- [Given records]
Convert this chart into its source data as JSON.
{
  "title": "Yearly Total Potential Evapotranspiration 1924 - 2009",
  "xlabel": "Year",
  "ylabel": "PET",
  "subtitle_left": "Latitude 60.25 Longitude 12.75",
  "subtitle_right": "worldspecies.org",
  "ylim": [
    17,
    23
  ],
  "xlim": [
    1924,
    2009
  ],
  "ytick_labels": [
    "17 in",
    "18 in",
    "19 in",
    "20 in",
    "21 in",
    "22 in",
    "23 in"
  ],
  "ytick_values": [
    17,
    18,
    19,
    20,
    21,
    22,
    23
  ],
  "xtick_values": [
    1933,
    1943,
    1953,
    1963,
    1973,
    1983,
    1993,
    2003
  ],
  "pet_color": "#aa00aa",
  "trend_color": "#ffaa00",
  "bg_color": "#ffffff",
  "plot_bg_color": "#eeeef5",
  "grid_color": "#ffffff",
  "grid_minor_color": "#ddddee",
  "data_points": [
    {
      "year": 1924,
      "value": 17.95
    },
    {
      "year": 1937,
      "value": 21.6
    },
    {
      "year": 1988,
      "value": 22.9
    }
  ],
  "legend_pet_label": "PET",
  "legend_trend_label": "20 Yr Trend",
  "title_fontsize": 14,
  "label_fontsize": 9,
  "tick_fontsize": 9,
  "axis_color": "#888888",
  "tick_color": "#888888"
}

- [Task to complete]
Your task is to quote all of the data word for word.

- [Exercise output]
Convert this chart into its source data as JSON.
{
  "title": "Yearly Total Potential Evapotranspiration 1924 - 2009",
  "xlabel": "Year",
  "ylabel": "PET",
  "subtitle_left": "Latitude 60.25 Longitude 12.75",
  "subtitle_right": "worldspecies.org",
  "ylim": [
    17,
    23
  ],
  "xlim": [
    1924,
    2009
  ],
  "ytick_labels": [
    "17 in",
    "18 in",
    "19 in",
    "20 in",
    "21 in",
    "22 in",
    "23 in"
  ],
  "ytick_values": [
    17,
    18,
    19,
    20,
    21,
    22,
    23
  ],
  "xtick_values": [
    1933,
    1943,
    1953,
    1963,
    1973,
    1983,
    1993,
    2003
  ],
  "pet_color": "#aa00aa",
  "trend_color": "#ffaa00",
  "bg_color": "#ffffff",
  "plot_bg_color": "#eeeef5",
  "grid_color": "#ffffff",
  "grid_minor_color": "#ddddee",
  "data_points": [
    {
      "year": 1924,
      "value": 17.95
    },
    {
      "year": 1937,
      "value": 21.6
    },
    {
      "year": 1988,
      "value": 22.9
    }
  ],
  "legend_pet_label": "PET",
  "legend_trend_label": "20 Yr Trend",
  "title_fontsize": 14,
  "label_fontsize": 9,
  "tick_fontsize": 9,
  "axis_color": "#888888",
  "tick_color": "#888888"
}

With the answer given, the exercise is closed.